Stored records
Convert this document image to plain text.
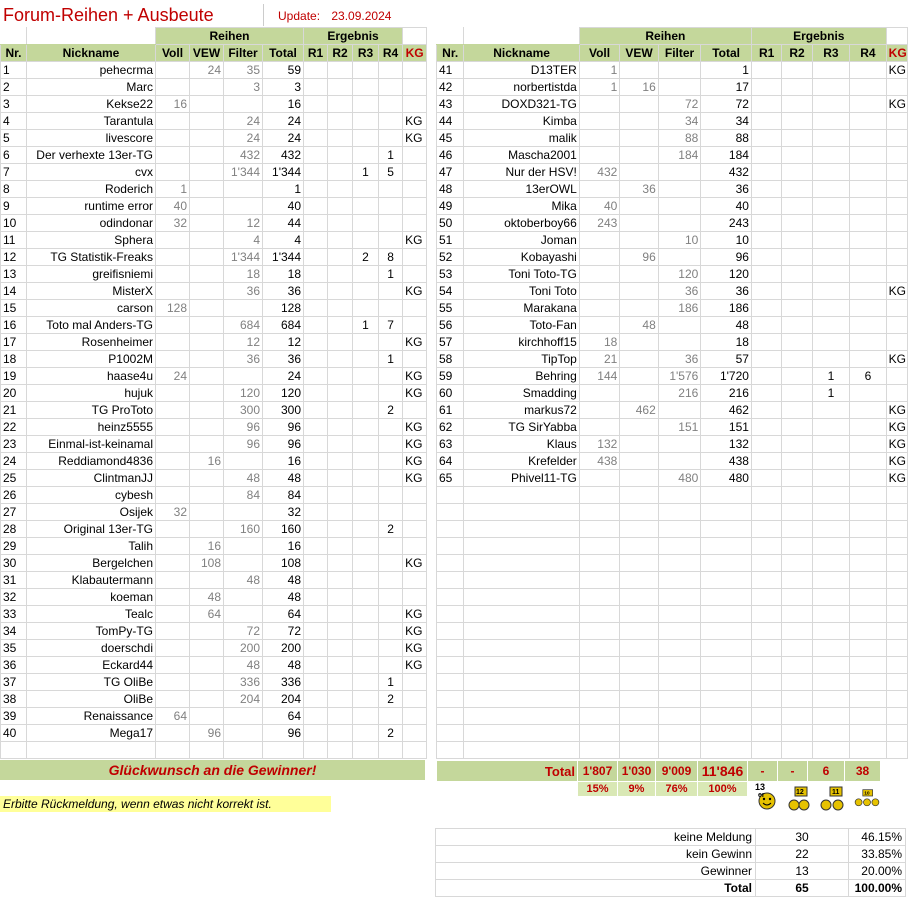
Forum-Reihen + Ausbeute	Update: 23.09.2024
		Reihen				Ergebnis				
Nr.	Nickname	Voll	VEW	Filter	Total	R1	R2	R3	R4	KG
1	pehecrma		24	35	59					
2	Marc			3	3					
3	Kekse22	16			16					
4	Tarantula			24	24					KG
5	livescore			24	24					KG
6	Der verhexte 13er-TG			432	432				1	
7	cvx			1'344	1'344			1	5	
8	Roderich	1			1					
9	runtime error	40			40					
10	odindonar	32		12	44					
11	Sphera			4	4					KG
12	TG Statistik-Freaks			1'344	1'344			2	8	
13	greifisniemi			18	18				1	
14	MisterX			36	36					KG
15	carson	128			128					
16	Toto mal Anders-TG			684	684			1	7	
17	Rosenheimer			12	12					KG
18	P1002M			36	36				1	
19	haase4u	24			24					KG
20	hujuk			120	120					KG
21	TG ProToto			300	300				2	
22	heinz5555			96	96					KG
23	Einmal-ist-keinamal			96	96					KG
24	Reddiamond4836		16		16					KG
25	ClintmanJJ			48	48					KG
26	cybesh			84	84					
27	Osijek	32			32					
28	Original 13er-TG			160	160				2	
29	Talih		16		16					
30	Bergelchen		108		108					KG
31	Klabautermann			48	48					
32	koeman		48		48					
33	Tealc		64		64					KG
34	TomPy-TG			72	72					KG
35	doerschdi			200	200					KG
36	Eckard44			48	48					KG
37	TG OliBe			336	336				1	
38	OliBe			204	204				2	
39	Renaissance	64			64					
40	Mega17		96		96				2	

		Reihen				Ergebnis				
Nr.	Nickname	Voll	VEW	Filter	Total	R1	R2	R3	R4	KG
41	D13TER	1			1					KG
42	norbertistda	1	16		17					
43	DOXD321-TG			72	72					KG
44	Kimba			34	34					
45	malik			88	88					
46	Mascha2001			184	184					
47	Nur der HSV!	432			432					
48	13erOWL		36		36					
49	Mika	40			40					
50	oktoberboy66	243			243					
51	Joman			10	10					
52	Kobayashi		96		96					
53	Toni Toto-TG			120	120					
54	Toni Toto			36	36					KG
55	Marakana			186	186					
56	Toto-Fan		48		48					
57	kirchhoff15	18			18					
58	TipTop	21		36	57					KG
59	Behring	144		1'576	1'720			1	6	
60	Smadding			216	216			1		
61	markus72		462		462					KG
62	TG SirYabba			151	151					KG
63	Klaus	132			132					KG
64	Krefelder	438			438					KG
65	Phivel11-TG			480	480					KG

Glückwunsch an die Gewinner!
Erbitte Rückmeldung, wenn etwas nicht korrekt ist.
Total	1'807	1'030	9'009	11'846	-	-	6	38	
	15%	9%	76%	100%					13
er	12	11	10
keine Meldung	30	46.15%
kein Gewinn	22	33.85%
Gewinner	13	20.00%
Total	65	100.00%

_What you need to do_
Without the images, write out each line of the data verbatim.

_Result below_
Convert this document image to plain text.
Forum-Reihen + Ausbeute	Update: 23.09.2024
		Reihen				Ergebnis				
Nr.	Nickname	Voll	VEW	Filter	Total	R1	R2	R3	R4	KG
1	pehecrma		24	35	59					
2	Marc			3	3					
3	Kekse22	16			16					
4	Tarantula			24	24					KG
5	livescore			24	24					KG
6	Der verhexte 13er-TG			432	432				1	
7	cvx			1'344	1'344			1	5	
8	Roderich	1			1					
9	runtime error	40			40					
10	odindonar	32		12	44					
11	Sphera			4	4					KG
12	TG Statistik-Freaks			1'344	1'344			2	8	
13	greifisniemi			18	18				1	
14	MisterX			36	36					KG
15	carson	128			128					
16	Toto mal Anders-TG			684	684			1	7	
17	Rosenheimer			12	12					KG
18	P1002M			36	36				1	
19	haase4u	24			24					KG
20	hujuk			120	120					KG
21	TG ProToto			300	300				2	
22	heinz5555			96	96					KG
23	Einmal-ist-keinamal			96	96					KG
24	Reddiamond4836		16		16					KG
25	ClintmanJJ			48	48					KG
26	cybesh			84	84					
27	Osijek	32			32					
28	Original 13er-TG			160	160				2	
29	Talih		16		16					
30	Bergelchen		108		108					KG
31	Klabautermann			48	48					
32	koeman		48		48					
33	Tealc		64		64					KG
34	TomPy-TG			72	72					KG
35	doerschdi			200	200					KG
36	Eckard44			48	48					KG
37	TG OliBe			336	336				1	
38	OliBe			204	204				2	
39	Renaissance	64			64					
40	Mega17		96		96				2	

		Reihen				Ergebnis				
Nr.	Nickname	Voll	VEW	Filter	Total	R1	R2	R3	R4	KG
41	D13TER	1			1					KG
42	norbertistda	1	16		17					
43	DOXD321-TG			72	72					KG
44	Kimba			34	34					
45	malik			88	88					
46	Mascha2001			184	184					
47	Nur der HSV!	432			432					
48	13erOWL		36		36					
49	Mika	40			40					
50	oktoberboy66	243			243					
51	Joman			10	10					
52	Kobayashi		96		96					
53	Toni Toto-TG			120	120					
54	Toni Toto			36	36					KG
55	Marakana			186	186					
56	Toto-Fan		48		48					
57	kirchhoff15	18			18					
58	TipTop	21		36	57					KG
59	Behring	144		1'576	1'720			1	6	
60	Smadding			216	216			1		
61	markus72		462		462					KG
62	TG SirYabba			151	151					KG
63	Klaus	132			132					KG
64	Krefelder	438			438					KG
65	Phivel11-TG			480	480					KG

Glückwunsch an die Gewinner!
Erbitte Rückmeldung, wenn etwas nicht korrekt ist.
Total	1'807	1'030	9'009	11'846	-	-	6	38	
	15%	9%	76%	100%					13
er	12	11	10
keine Meldung	30	46.15%
kein Gewinn	22	33.85%
Gewinner	13	20.00%
Total	65	100.00%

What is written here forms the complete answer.